### GIVEN TASK
All of the data should be repeated exactly; pictures are not part of the copy.

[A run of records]
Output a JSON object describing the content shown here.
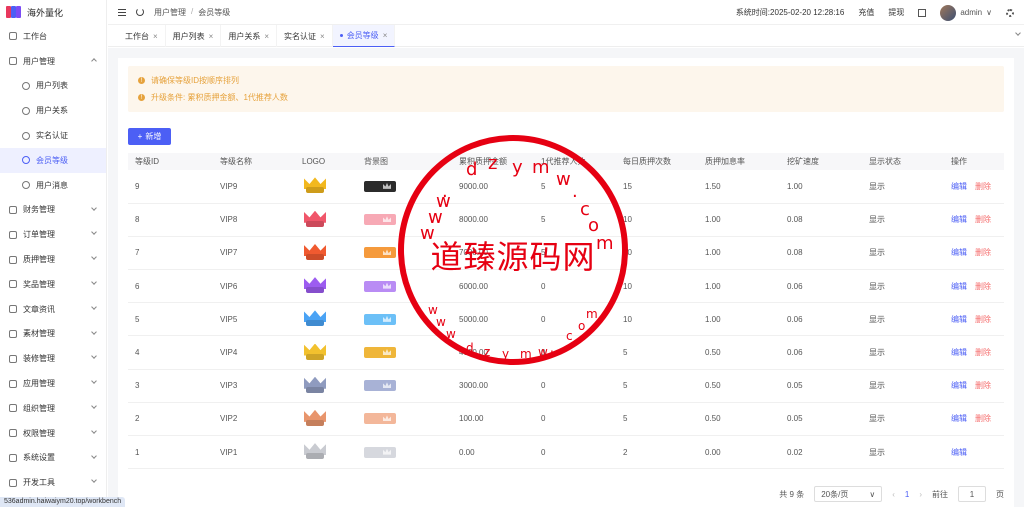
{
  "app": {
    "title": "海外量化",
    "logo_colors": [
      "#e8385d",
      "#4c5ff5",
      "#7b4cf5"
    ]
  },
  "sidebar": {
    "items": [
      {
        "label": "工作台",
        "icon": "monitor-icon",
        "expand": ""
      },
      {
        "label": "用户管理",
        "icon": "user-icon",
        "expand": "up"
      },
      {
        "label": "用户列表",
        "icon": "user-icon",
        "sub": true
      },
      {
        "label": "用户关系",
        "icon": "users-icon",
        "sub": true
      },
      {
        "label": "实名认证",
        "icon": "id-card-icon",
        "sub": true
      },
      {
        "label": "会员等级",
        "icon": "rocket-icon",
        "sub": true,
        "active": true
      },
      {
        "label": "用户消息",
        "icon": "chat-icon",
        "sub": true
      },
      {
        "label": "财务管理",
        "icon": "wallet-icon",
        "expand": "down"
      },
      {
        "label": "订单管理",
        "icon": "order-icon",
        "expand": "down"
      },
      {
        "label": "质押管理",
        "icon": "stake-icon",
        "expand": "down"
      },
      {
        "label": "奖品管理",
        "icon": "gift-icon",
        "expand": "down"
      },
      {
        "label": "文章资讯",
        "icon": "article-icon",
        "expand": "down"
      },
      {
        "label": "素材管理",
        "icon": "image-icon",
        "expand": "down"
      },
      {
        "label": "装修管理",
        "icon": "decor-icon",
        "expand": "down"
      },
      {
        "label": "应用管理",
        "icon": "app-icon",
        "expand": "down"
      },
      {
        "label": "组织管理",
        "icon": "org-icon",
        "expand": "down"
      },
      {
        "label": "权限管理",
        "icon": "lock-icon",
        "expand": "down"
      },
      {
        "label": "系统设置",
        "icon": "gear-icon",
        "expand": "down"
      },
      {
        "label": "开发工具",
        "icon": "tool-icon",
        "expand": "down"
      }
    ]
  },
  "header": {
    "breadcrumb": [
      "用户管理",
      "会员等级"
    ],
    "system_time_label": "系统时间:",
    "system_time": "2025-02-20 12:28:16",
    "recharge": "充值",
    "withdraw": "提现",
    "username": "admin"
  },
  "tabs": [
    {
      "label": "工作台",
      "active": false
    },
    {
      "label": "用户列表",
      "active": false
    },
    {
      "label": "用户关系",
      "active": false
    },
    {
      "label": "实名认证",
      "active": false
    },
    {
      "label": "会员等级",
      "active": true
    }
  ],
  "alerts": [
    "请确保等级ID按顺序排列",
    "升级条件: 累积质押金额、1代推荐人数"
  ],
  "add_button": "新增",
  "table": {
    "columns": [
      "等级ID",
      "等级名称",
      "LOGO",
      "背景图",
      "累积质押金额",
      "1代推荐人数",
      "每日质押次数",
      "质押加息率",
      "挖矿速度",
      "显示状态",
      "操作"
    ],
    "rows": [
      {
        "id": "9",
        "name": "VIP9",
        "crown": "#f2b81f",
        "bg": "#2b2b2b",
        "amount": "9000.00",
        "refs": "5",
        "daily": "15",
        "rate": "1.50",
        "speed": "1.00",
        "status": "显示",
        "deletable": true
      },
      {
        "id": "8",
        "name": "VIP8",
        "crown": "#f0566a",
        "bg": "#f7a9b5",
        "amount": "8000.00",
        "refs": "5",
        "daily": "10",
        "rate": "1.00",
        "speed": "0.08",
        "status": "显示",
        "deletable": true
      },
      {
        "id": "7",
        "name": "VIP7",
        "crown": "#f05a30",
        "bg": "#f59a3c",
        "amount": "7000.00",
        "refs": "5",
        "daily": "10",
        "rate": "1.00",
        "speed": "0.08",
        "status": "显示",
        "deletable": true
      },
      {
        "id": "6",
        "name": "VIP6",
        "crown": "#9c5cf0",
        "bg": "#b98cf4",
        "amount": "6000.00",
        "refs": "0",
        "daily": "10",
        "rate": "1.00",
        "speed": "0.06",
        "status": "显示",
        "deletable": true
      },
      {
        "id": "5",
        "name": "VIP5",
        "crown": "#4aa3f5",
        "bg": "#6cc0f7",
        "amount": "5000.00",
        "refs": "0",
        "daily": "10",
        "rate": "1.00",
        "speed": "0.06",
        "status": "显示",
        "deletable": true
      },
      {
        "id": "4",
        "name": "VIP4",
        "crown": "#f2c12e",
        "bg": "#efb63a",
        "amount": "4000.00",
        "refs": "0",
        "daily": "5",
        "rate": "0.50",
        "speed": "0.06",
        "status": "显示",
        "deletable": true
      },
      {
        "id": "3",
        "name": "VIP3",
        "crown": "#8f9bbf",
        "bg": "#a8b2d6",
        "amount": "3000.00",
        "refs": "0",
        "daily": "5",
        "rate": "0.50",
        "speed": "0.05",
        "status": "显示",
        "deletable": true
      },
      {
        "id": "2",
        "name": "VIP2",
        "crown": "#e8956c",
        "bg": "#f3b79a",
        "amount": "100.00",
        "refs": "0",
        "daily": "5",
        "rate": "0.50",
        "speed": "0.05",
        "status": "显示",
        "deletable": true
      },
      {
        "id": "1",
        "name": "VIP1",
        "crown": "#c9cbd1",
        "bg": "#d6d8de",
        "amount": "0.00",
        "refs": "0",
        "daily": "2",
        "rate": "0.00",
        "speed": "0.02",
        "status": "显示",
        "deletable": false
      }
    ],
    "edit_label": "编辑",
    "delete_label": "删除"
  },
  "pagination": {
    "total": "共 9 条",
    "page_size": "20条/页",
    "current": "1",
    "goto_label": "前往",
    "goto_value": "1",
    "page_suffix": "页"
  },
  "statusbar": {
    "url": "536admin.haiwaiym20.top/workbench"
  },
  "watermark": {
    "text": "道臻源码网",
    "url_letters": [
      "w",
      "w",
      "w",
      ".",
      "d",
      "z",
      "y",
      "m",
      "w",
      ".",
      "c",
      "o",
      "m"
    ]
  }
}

### FINISHED EXERCISE
Output a JSON object describing the content shown here.
{
  "app": {
    "title": "海外量化",
    "logo_colors": [
      "#e8385d",
      "#4c5ff5",
      "#7b4cf5"
    ]
  },
  "sidebar": {
    "items": [
      {
        "label": "工作台",
        "icon": "monitor-icon",
        "expand": ""
      },
      {
        "label": "用户管理",
        "icon": "user-icon",
        "expand": "up"
      },
      {
        "label": "用户列表",
        "icon": "user-icon",
        "sub": true
      },
      {
        "label": "用户关系",
        "icon": "users-icon",
        "sub": true
      },
      {
        "label": "实名认证",
        "icon": "id-card-icon",
        "sub": true
      },
      {
        "label": "会员等级",
        "icon": "rocket-icon",
        "sub": true,
        "active": true
      },
      {
        "label": "用户消息",
        "icon": "chat-icon",
        "sub": true
      },
      {
        "label": "财务管理",
        "icon": "wallet-icon",
        "expand": "down"
      },
      {
        "label": "订单管理",
        "icon": "order-icon",
        "expand": "down"
      },
      {
        "label": "质押管理",
        "icon": "stake-icon",
        "expand": "down"
      },
      {
        "label": "奖品管理",
        "icon": "gift-icon",
        "expand": "down"
      },
      {
        "label": "文章资讯",
        "icon": "article-icon",
        "expand": "down"
      },
      {
        "label": "素材管理",
        "icon": "image-icon",
        "expand": "down"
      },
      {
        "label": "装修管理",
        "icon": "decor-icon",
        "expand": "down"
      },
      {
        "label": "应用管理",
        "icon": "app-icon",
        "expand": "down"
      },
      {
        "label": "组织管理",
        "icon": "org-icon",
        "expand": "down"
      },
      {
        "label": "权限管理",
        "icon": "lock-icon",
        "expand": "down"
      },
      {
        "label": "系统设置",
        "icon": "gear-icon",
        "expand": "down"
      },
      {
        "label": "开发工具",
        "icon": "tool-icon",
        "expand": "down"
      }
    ]
  },
  "header": {
    "breadcrumb": [
      "用户管理",
      "会员等级"
    ],
    "system_time_label": "系统时间:",
    "system_time": "2025-02-20 12:28:16",
    "recharge": "充值",
    "withdraw": "提现",
    "username": "admin"
  },
  "tabs": [
    {
      "label": "工作台",
      "active": false
    },
    {
      "label": "用户列表",
      "active": false
    },
    {
      "label": "用户关系",
      "active": false
    },
    {
      "label": "实名认证",
      "active": false
    },
    {
      "label": "会员等级",
      "active": true
    }
  ],
  "alerts": [
    "请确保等级ID按顺序排列",
    "升级条件: 累积质押金额、1代推荐人数"
  ],
  "add_button": "新增",
  "table": {
    "columns": [
      "等级ID",
      "等级名称",
      "LOGO",
      "背景图",
      "累积质押金额",
      "1代推荐人数",
      "每日质押次数",
      "质押加息率",
      "挖矿速度",
      "显示状态",
      "操作"
    ],
    "rows": [
      {
        "id": "9",
        "name": "VIP9",
        "crown": "#f2b81f",
        "bg": "#2b2b2b",
        "amount": "9000.00",
        "refs": "5",
        "daily": "15",
        "rate": "1.50",
        "speed": "1.00",
        "status": "显示",
        "deletable": true
      },
      {
        "id": "8",
        "name": "VIP8",
        "crown": "#f0566a",
        "bg": "#f7a9b5",
        "amount": "8000.00",
        "refs": "5",
        "daily": "10",
        "rate": "1.00",
        "speed": "0.08",
        "status": "显示",
        "deletable": true
      },
      {
        "id": "7",
        "name": "VIP7",
        "crown": "#f05a30",
        "bg": "#f59a3c",
        "amount": "7000.00",
        "refs": "5",
        "daily": "10",
        "rate": "1.00",
        "speed": "0.08",
        "status": "显示",
        "deletable": true
      },
      {
        "id": "6",
        "name": "VIP6",
        "crown": "#9c5cf0",
        "bg": "#b98cf4",
        "amount": "6000.00",
        "refs": "0",
        "daily": "10",
        "rate": "1.00",
        "speed": "0.06",
        "status": "显示",
        "deletable": true
      },
      {
        "id": "5",
        "name": "VIP5",
        "crown": "#4aa3f5",
        "bg": "#6cc0f7",
        "amount": "5000.00",
        "refs": "0",
        "daily": "10",
        "rate": "1.00",
        "speed": "0.06",
        "status": "显示",
        "deletable": true
      },
      {
        "id": "4",
        "name": "VIP4",
        "crown": "#f2c12e",
        "bg": "#efb63a",
        "amount": "4000.00",
        "refs": "0",
        "daily": "5",
        "rate": "0.50",
        "speed": "0.06",
        "status": "显示",
        "deletable": true
      },
      {
        "id": "3",
        "name": "VIP3",
        "crown": "#8f9bbf",
        "bg": "#a8b2d6",
        "amount": "3000.00",
        "refs": "0",
        "daily": "5",
        "rate": "0.50",
        "speed": "0.05",
        "status": "显示",
        "deletable": true
      },
      {
        "id": "2",
        "name": "VIP2",
        "crown": "#e8956c",
        "bg": "#f3b79a",
        "amount": "100.00",
        "refs": "0",
        "daily": "5",
        "rate": "0.50",
        "speed": "0.05",
        "status": "显示",
        "deletable": true
      },
      {
        "id": "1",
        "name": "VIP1",
        "crown": "#c9cbd1",
        "bg": "#d6d8de",
        "amount": "0.00",
        "refs": "0",
        "daily": "2",
        "rate": "0.00",
        "speed": "0.02",
        "status": "显示",
        "deletable": false
      }
    ],
    "edit_label": "编辑",
    "delete_label": "删除"
  },
  "pagination": {
    "total": "共 9 条",
    "page_size": "20条/页",
    "current": "1",
    "goto_label": "前往",
    "goto_value": "1",
    "page_suffix": "页"
  },
  "statusbar": {
    "url": "536admin.haiwaiym20.top/workbench"
  },
  "watermark": {
    "text": "道臻源码网",
    "url_letters": [
      "w",
      "w",
      "w",
      ".",
      "d",
      "z",
      "y",
      "m",
      "w",
      ".",
      "c",
      "o",
      "m"
    ]
  }
}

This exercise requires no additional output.